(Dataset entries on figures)
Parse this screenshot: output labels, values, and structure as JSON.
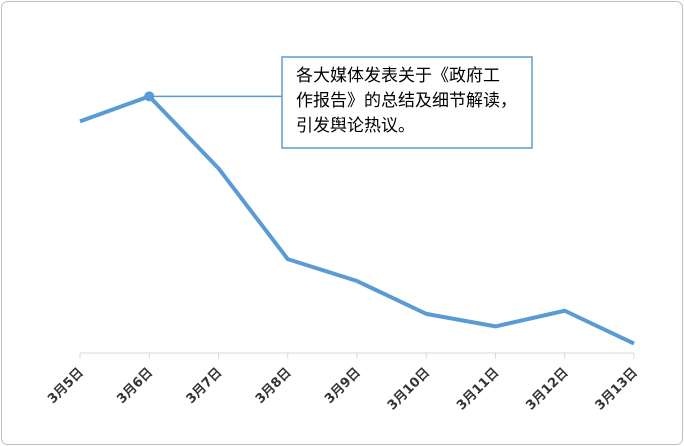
{
  "chart_data": {
    "type": "line",
    "categories": [
      "3月5日",
      "3月6日",
      "3月7日",
      "3月8日",
      "3月9日",
      "3月10日",
      "3月11日",
      "3月12日",
      "3月13日"
    ],
    "values": [
      74,
      82,
      59,
      30,
      23,
      12.5,
      8.5,
      13.5,
      3
    ],
    "color": "#5b9bd5",
    "ylim": [
      0,
      100
    ],
    "annotation": {
      "index": 1,
      "lines": [
        "各大媒体发表关于《政府工",
        "作报告》的总结及细节解读，",
        "引发舆论热议。"
      ]
    }
  }
}
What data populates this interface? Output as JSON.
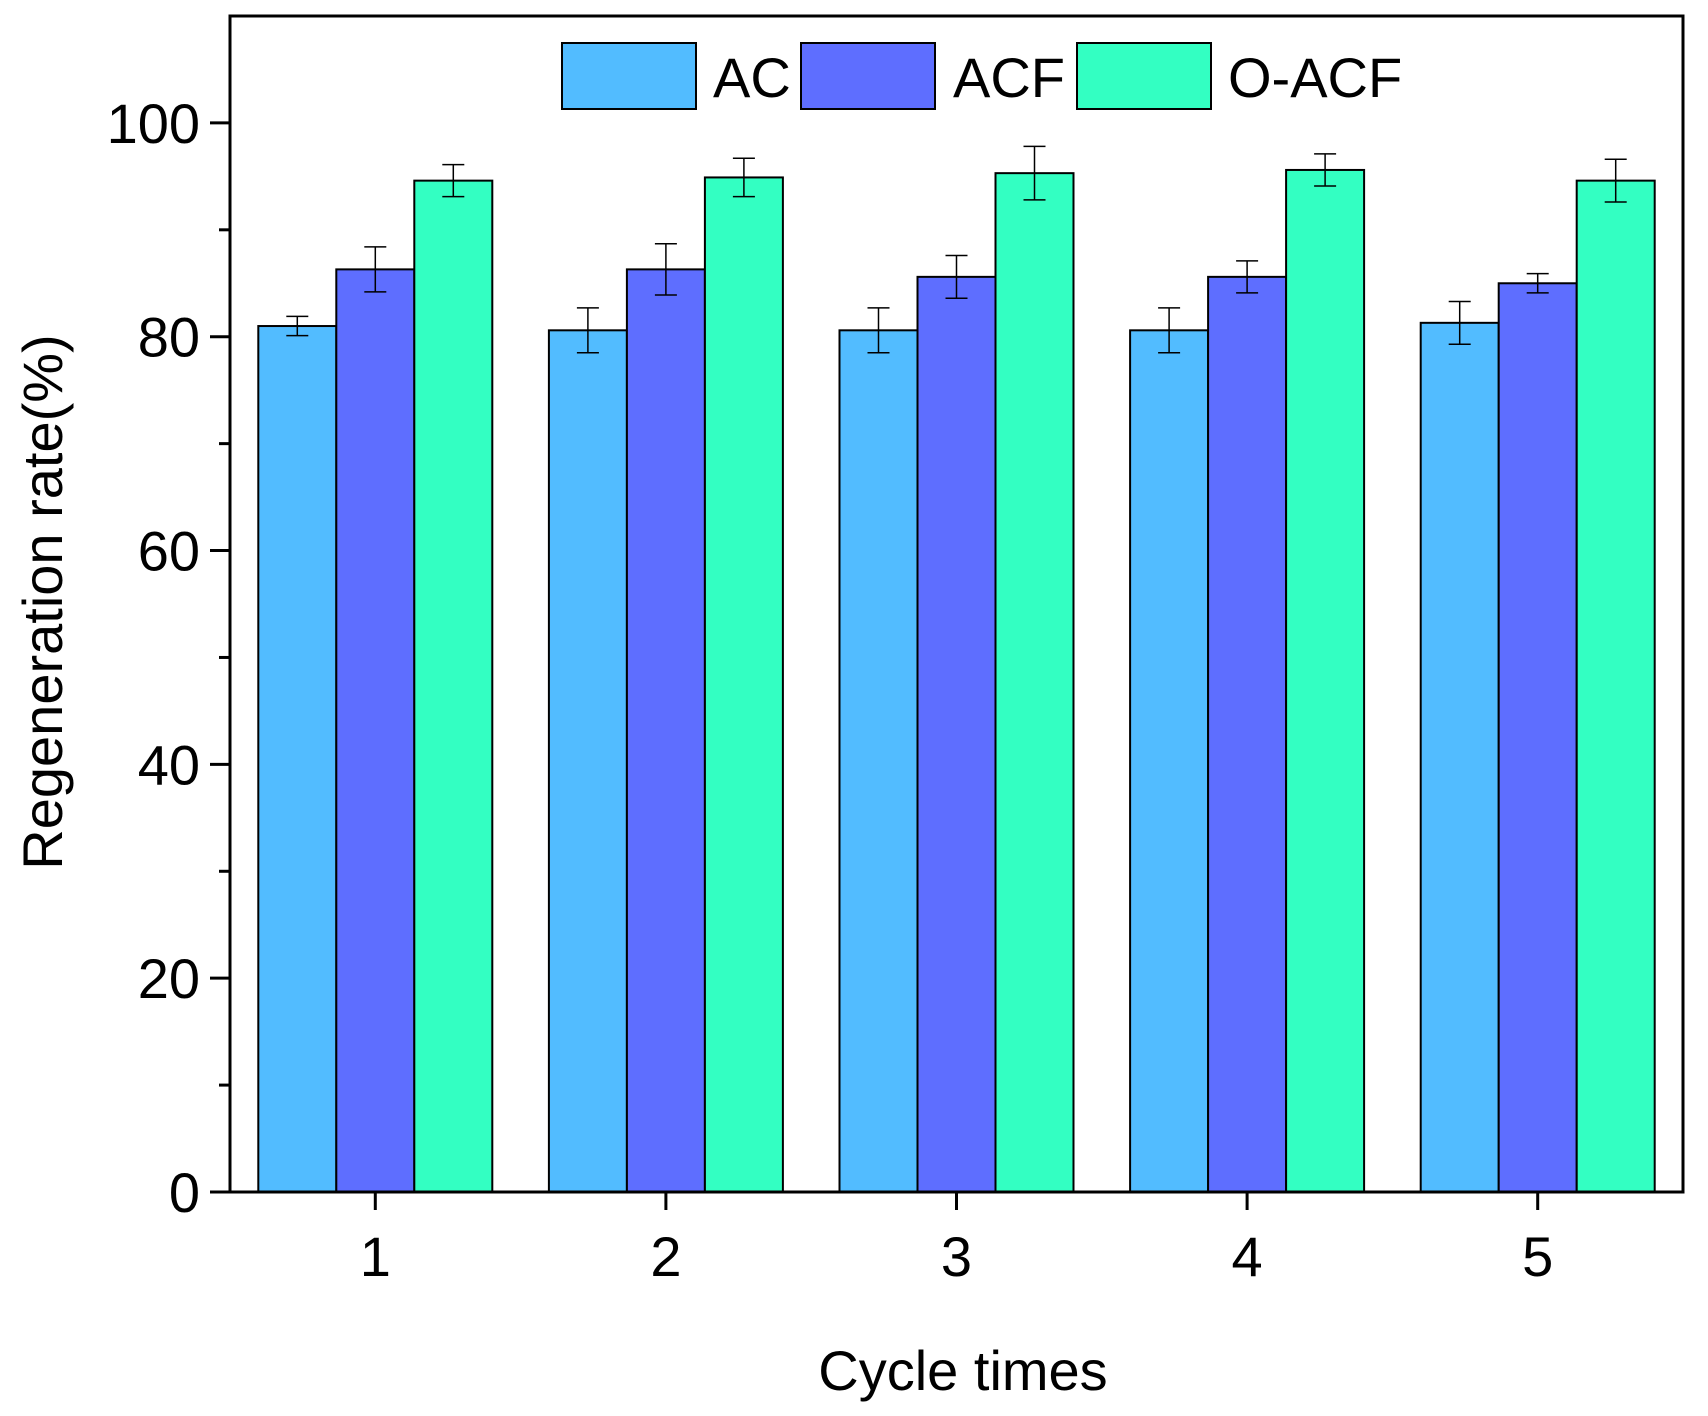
{
  "chart_data": {
    "type": "bar",
    "title": "",
    "xlabel": "Cycle times",
    "ylabel": "Regeneration rate(%)",
    "categories": [
      "1",
      "2",
      "3",
      "4",
      "5"
    ],
    "ylim": [
      0,
      110
    ],
    "yticks": [
      0,
      20,
      40,
      60,
      80,
      100
    ],
    "yticks_minor": [
      10,
      30,
      50,
      70,
      90
    ],
    "ytick_labels": [
      "0",
      "20",
      "40",
      "60",
      "80",
      "100"
    ],
    "legend_position": "top-center",
    "grid": false,
    "series": [
      {
        "name": "AC",
        "color": "#52BCFF",
        "values": [
          81.0,
          80.6,
          80.6,
          80.6,
          81.3
        ],
        "errors": [
          0.9,
          2.1,
          2.1,
          2.1,
          2.0
        ]
      },
      {
        "name": "ACF",
        "color": "#5E6EFF",
        "values": [
          86.3,
          86.3,
          85.6,
          85.6,
          85.0
        ],
        "errors": [
          2.1,
          2.4,
          2.0,
          1.5,
          0.9
        ]
      },
      {
        "name": "O-ACF",
        "color": "#33FFC2",
        "values": [
          94.6,
          94.9,
          95.3,
          95.6,
          94.6
        ],
        "errors": [
          1.5,
          1.8,
          2.5,
          1.5,
          2.0
        ]
      }
    ]
  }
}
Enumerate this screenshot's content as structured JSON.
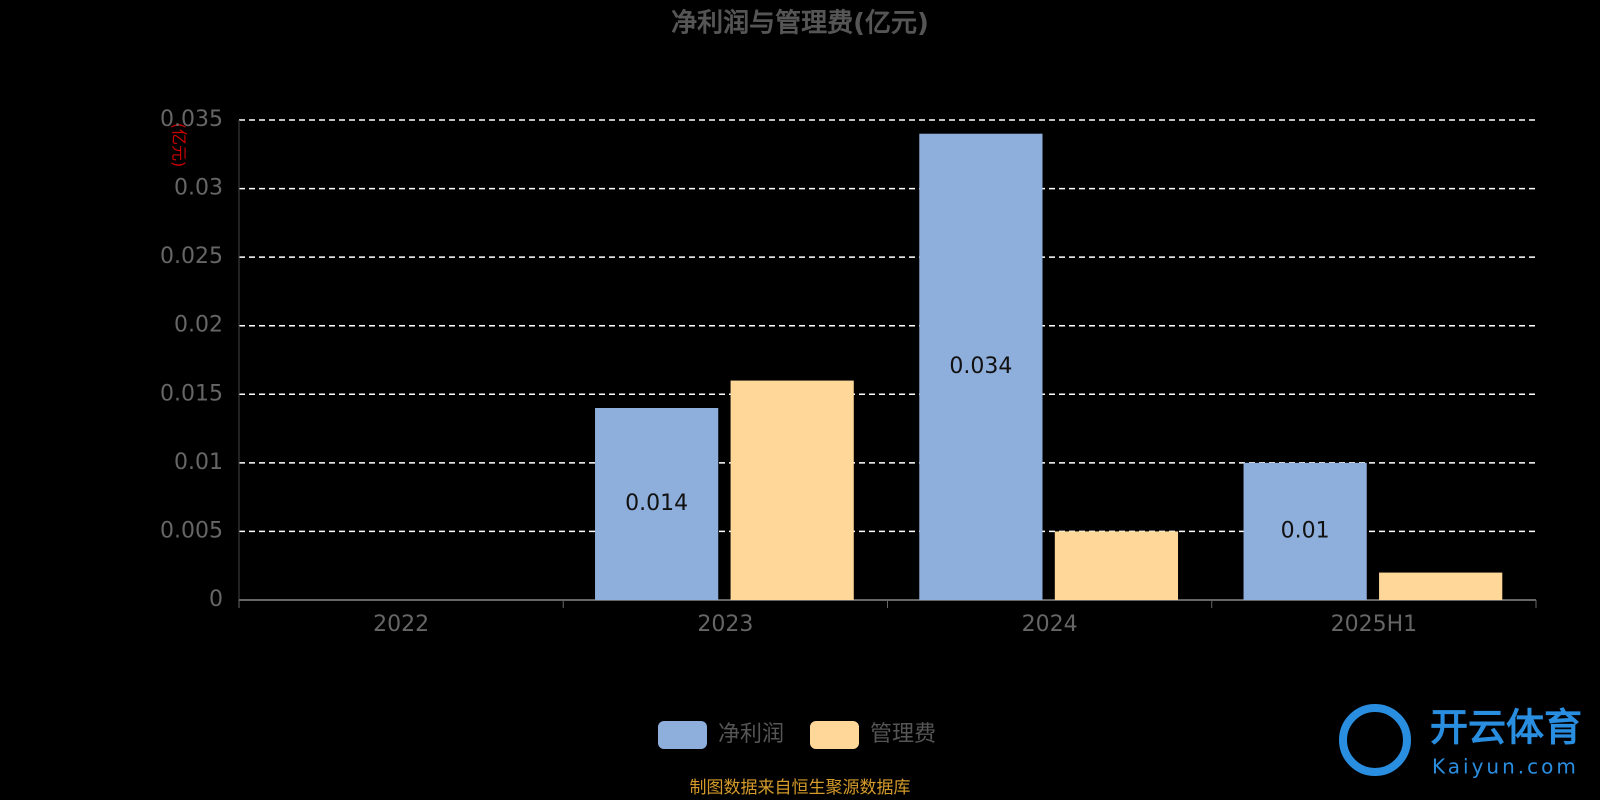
{
  "chart_data": {
    "type": "bar",
    "title": "净利润与管理费(亿元)",
    "y_label": "(亿元)",
    "categories": [
      "2022",
      "2023",
      "2024",
      "2025H1"
    ],
    "series": [
      {
        "name": "净利润",
        "color": "#8eaedb",
        "values": [
          null,
          0.014,
          0.034,
          0.01
        ],
        "labels": true
      },
      {
        "name": "管理费",
        "color": "#ffd899",
        "values": [
          null,
          0.016,
          0.005,
          0.002
        ],
        "labels": false
      }
    ],
    "ylim": [
      0,
      0.035
    ],
    "yticks": [
      0,
      0.005,
      0.01,
      0.015,
      0.02,
      0.025,
      0.03,
      0.035
    ],
    "grid": true,
    "source": "制图数据来自恒生聚源数据库",
    "watermark": "开云体育",
    "watermark_url": "Kaiyun.com"
  }
}
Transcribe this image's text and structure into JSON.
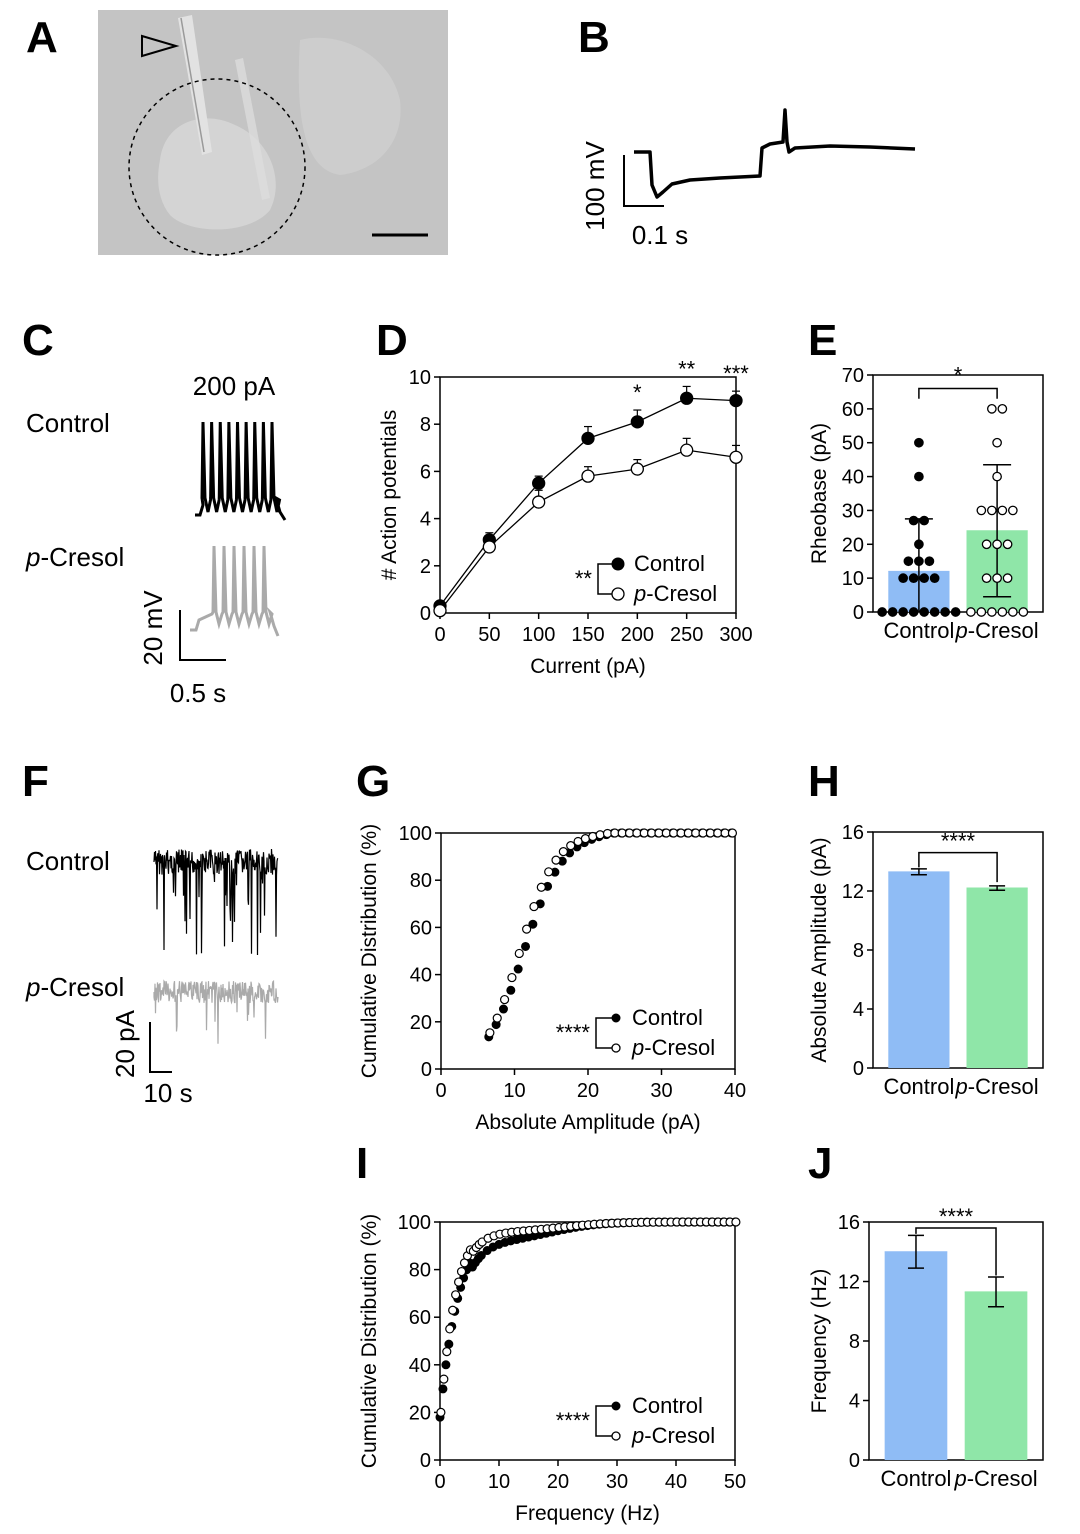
{
  "panels": {
    "A": "A",
    "B": "B",
    "C": "C",
    "D": "D",
    "E": "E",
    "F": "F",
    "G": "G",
    "H": "H",
    "I": "I",
    "J": "J"
  },
  "panel_b": {
    "scale_v": "100 mV",
    "scale_t": "0.1 s"
  },
  "panel_c": {
    "stimulus": "200 pA",
    "control": "Control",
    "pcresol_italic": "p",
    "pcresol_rest": "-Cresol",
    "scale_v": "20 mV",
    "scale_t": "0.5 s"
  },
  "panel_f": {
    "control": "Control",
    "pcresol_italic": "p",
    "pcresol_rest": "-Cresol",
    "scale_i": "20 pA",
    "scale_t": "10 s"
  },
  "colors": {
    "control_bar": "#8fbcf5",
    "pcresol_bar": "#8fe6a8",
    "trace_pcresol": "#aaaaaa"
  },
  "chart_data": [
    {
      "id": "D",
      "type": "line",
      "xlabel": "Current (pA)",
      "ylabel": "# Action potentials",
      "x": [
        0,
        50,
        100,
        150,
        200,
        250,
        300
      ],
      "xlim": [
        0,
        300
      ],
      "ylim": [
        0,
        10
      ],
      "xticks": [
        "0",
        "50",
        "100",
        "150",
        "200",
        "250",
        "300"
      ],
      "yticks": [
        "0",
        "2",
        "4",
        "6",
        "8",
        "10"
      ],
      "series": [
        {
          "name": "Control",
          "values": [
            0.3,
            3.1,
            5.5,
            7.4,
            8.1,
            9.1,
            9.0
          ],
          "err": [
            0.1,
            0.3,
            0.3,
            0.5,
            0.5,
            0.5,
            0.4
          ]
        },
        {
          "name": "p-Cresol",
          "values": [
            0.1,
            2.8,
            4.7,
            5.8,
            6.1,
            6.9,
            6.6
          ],
          "err": [
            0.1,
            0.3,
            0.5,
            0.4,
            0.4,
            0.5,
            0.5
          ]
        }
      ],
      "significance": {
        "200": "*",
        "250": "**",
        "300": "***"
      },
      "overall_sig": "**",
      "legend": {
        "control": "Control",
        "pcresol_italic": "p",
        "pcresol_rest": "-Cresol"
      }
    },
    {
      "id": "E",
      "type": "bar",
      "ylabel": "Rheobase (pA)",
      "ylim": [
        0,
        70
      ],
      "yticks": [
        "0",
        "10",
        "20",
        "30",
        "40",
        "50",
        "60",
        "70"
      ],
      "categories": [
        "Control",
        "p-Cresol"
      ],
      "cat_control": "Control",
      "cat_pcresol_italic": "p",
      "cat_pcresol_rest": "-Cresol",
      "values": [
        12,
        24
      ],
      "sd": [
        [
          0,
          27.5
        ],
        [
          4.5,
          43.5
        ]
      ],
      "points_control": [
        0,
        0,
        0,
        0,
        0,
        0,
        0,
        0,
        10,
        10,
        10,
        10,
        15,
        15,
        15,
        20,
        27,
        27,
        40,
        50
      ],
      "points_pcresol": [
        0,
        0,
        0,
        0,
        0,
        0,
        10,
        10,
        10,
        20,
        20,
        20,
        30,
        30,
        30,
        30,
        40,
        50,
        60,
        60
      ],
      "sig": "*"
    },
    {
      "id": "G",
      "type": "scatter",
      "xlabel": "Absolute Amplitude (pA)",
      "ylabel": "Cumulative Distribution (%)",
      "xlim": [
        0,
        40
      ],
      "ylim": [
        0,
        100
      ],
      "xticks": [
        "0",
        "10",
        "20",
        "30",
        "40"
      ],
      "yticks": [
        "0",
        "20",
        "40",
        "60",
        "80",
        "100"
      ],
      "sig": "****",
      "legend": {
        "control": "Control",
        "pcresol_italic": "p",
        "pcresol_rest": "-Cresol"
      }
    },
    {
      "id": "H",
      "type": "bar",
      "ylabel": "Absolute Amplitude (pA)",
      "ylim": [
        0,
        16
      ],
      "yticks": [
        "0",
        "4",
        "8",
        "12",
        "16"
      ],
      "categories": [
        "Control",
        "p-Cresol"
      ],
      "cat_control": "Control",
      "cat_pcresol_italic": "p",
      "cat_pcresol_rest": "-Cresol",
      "values": [
        13.3,
        12.2
      ],
      "err": [
        0.2,
        0.15
      ],
      "sig": "****"
    },
    {
      "id": "I",
      "type": "scatter",
      "xlabel": "Frequency (Hz)",
      "ylabel": "Cumulative Distribution (%)",
      "xlim": [
        0,
        50
      ],
      "ylim": [
        0,
        100
      ],
      "xticks": [
        "0",
        "10",
        "20",
        "30",
        "40",
        "50"
      ],
      "yticks": [
        "0",
        "20",
        "40",
        "60",
        "80",
        "100"
      ],
      "sig": "****",
      "legend": {
        "control": "Control",
        "pcresol_italic": "p",
        "pcresol_rest": "-Cresol"
      }
    },
    {
      "id": "J",
      "type": "bar",
      "ylabel": "Frequency (Hz)",
      "ylim": [
        0,
        16
      ],
      "yticks": [
        "0",
        "4",
        "8",
        "12",
        "16"
      ],
      "categories": [
        "Control",
        "p-Cresol"
      ],
      "cat_control": "Control",
      "cat_pcresol_italic": "p",
      "cat_pcresol_rest": "-Cresol",
      "values": [
        14.0,
        11.3
      ],
      "err": [
        1.1,
        1.0
      ],
      "sig": "****"
    }
  ]
}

> [Task to complete] Using the records given above, list every line that includes the word "ylabel".

> [Exercise solution]
    "ylabel": "Regeneration rate(%)",
      "ylabel": "# Action potentials",
      "ylabel": "Rheobase (pA)",
      "ylabel": "Cumulative Distribution (%)",
      "ylabel": "Absolute Amplitude (pA)",
      "ylabel": "Cumulative Distribution (%)",
      "ylabel": "Frequency (Hz)",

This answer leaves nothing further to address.